### Set task
Render each line of the listing below as a Markdown table with a Row column holding the row number and a Line column holding the line. Leave out blank lines.

### Dataset rows
************
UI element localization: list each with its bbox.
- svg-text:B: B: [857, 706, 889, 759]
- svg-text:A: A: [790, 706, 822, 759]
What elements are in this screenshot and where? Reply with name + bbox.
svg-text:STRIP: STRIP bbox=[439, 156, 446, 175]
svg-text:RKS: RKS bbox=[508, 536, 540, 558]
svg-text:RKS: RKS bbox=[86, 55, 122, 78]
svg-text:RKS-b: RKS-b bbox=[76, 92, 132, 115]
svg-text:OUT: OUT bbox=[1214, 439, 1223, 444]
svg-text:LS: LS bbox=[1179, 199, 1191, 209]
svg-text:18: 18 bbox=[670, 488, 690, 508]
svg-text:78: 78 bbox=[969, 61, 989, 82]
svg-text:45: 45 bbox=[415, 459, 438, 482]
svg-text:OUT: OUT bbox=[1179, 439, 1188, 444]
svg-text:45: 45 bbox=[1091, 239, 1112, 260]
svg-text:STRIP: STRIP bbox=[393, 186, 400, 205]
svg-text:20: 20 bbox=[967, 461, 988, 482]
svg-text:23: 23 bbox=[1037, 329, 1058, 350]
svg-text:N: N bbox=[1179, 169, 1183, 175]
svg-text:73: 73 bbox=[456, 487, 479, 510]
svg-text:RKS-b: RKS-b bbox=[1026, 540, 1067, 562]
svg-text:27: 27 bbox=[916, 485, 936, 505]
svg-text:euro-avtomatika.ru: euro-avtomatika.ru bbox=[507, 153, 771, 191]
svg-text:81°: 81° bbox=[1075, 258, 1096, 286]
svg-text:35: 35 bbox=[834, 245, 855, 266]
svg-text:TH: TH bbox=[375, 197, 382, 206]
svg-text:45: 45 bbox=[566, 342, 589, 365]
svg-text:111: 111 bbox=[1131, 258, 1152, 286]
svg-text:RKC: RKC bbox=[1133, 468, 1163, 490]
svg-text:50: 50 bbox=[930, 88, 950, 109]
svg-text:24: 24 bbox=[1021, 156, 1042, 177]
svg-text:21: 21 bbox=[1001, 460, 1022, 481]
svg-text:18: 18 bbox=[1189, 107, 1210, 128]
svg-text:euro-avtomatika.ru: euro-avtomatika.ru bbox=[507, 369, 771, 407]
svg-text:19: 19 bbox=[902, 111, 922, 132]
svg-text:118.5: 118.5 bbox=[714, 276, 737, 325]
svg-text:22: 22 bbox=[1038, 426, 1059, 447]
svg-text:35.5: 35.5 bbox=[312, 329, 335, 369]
************
### Solution to this task
| Row | Line |
|---|---|
| 1 | UI element localization: list each with its bbox. |
| 2 | - svg-text:B: B: [857, 706, 889, 759] |
| 3 | - svg-text:A: A: [790, 706, 822, 759] |
| 4 | What elements are in this screenshot and where? Reply with name + bbox. |
| 5 | svg-text:STRIP: STRIP bbox=[439, 156, 446, 175] |
| 6 | svg-text:RKS: RKS bbox=[508, 536, 540, 558] |
| 7 | svg-text:RKS: RKS bbox=[86, 55, 122, 78] |
| 8 | svg-text:RKS-b: RKS-b bbox=[76, 92, 132, 115] |
| 9 | svg-text:OUT: OUT bbox=[1214, 439, 1223, 444] |
| 10 | svg-text:LS: LS bbox=[1179, 199, 1191, 209] |
| 11 | svg-text:18: 18 bbox=[670, 488, 690, 508] |
| 12 | svg-text:78: 78 bbox=[969, 61, 989, 82] |
| 13 | svg-text:45: 45 bbox=[415, 459, 438, 482] |
| 14 | svg-text:OUT: OUT bbox=[1179, 439, 1188, 444] |
| 15 | svg-text:45: 45 bbox=[1091, 239, 1112, 260] |
| 16 | svg-text:STRIP: STRIP bbox=[393, 186, 400, 205] |
| 17 | svg-text:20: 20 bbox=[967, 461, 988, 482] |
| 18 | svg-text:23: 23 bbox=[1037, 329, 1058, 350] |
| 19 | svg-text:N: N bbox=[1179, 169, 1183, 175] |
| 20 | svg-text:73: 73 bbox=[456, 487, 479, 510] |
| 21 | svg-text:RKS-b: RKS-b bbox=[1026, 540, 1067, 562] |
| 22 | svg-text:27: 27 bbox=[916, 485, 936, 505] |
| 23 | svg-text:euro-avtomatika.ru: euro-avtomatika.ru bbox=[507, 153, 771, 191] |
| 24 | svg-text:81°: 81° bbox=[1075, 258, 1096, 286] |
| 25 | svg-text:35: 35 bbox=[834, 245, 855, 266] |
| 26 | svg-text:TH: TH bbox=[375, 197, 382, 206] |
| 27 | svg-text:45: 45 bbox=[566, 342, 589, 365] |
| 28 | svg-text:111: 111 bbox=[1131, 258, 1152, 286] |
| 29 | svg-text:RKC: RKC bbox=[1133, 468, 1163, 490] |
| 30 | svg-text:50: 50 bbox=[930, 88, 950, 109] |
| 31 | svg-text:24: 24 bbox=[1021, 156, 1042, 177] |
| 32 | svg-text:21: 21 bbox=[1001, 460, 1022, 481] |
| 33 | svg-text:18: 18 bbox=[1189, 107, 1210, 128] |
| 34 | svg-text:euro-avtomatika.ru: euro-avtomatika.ru bbox=[507, 369, 771, 407] |
| 35 | svg-text:19: 19 bbox=[902, 111, 922, 132] |
| 36 | svg-text:118.5: 118.5 bbox=[714, 276, 737, 325] |
| 37 | svg-text:22: 22 bbox=[1038, 426, 1059, 447] |
| 38 | svg-text:35.5: 35.5 bbox=[312, 329, 335, 369] |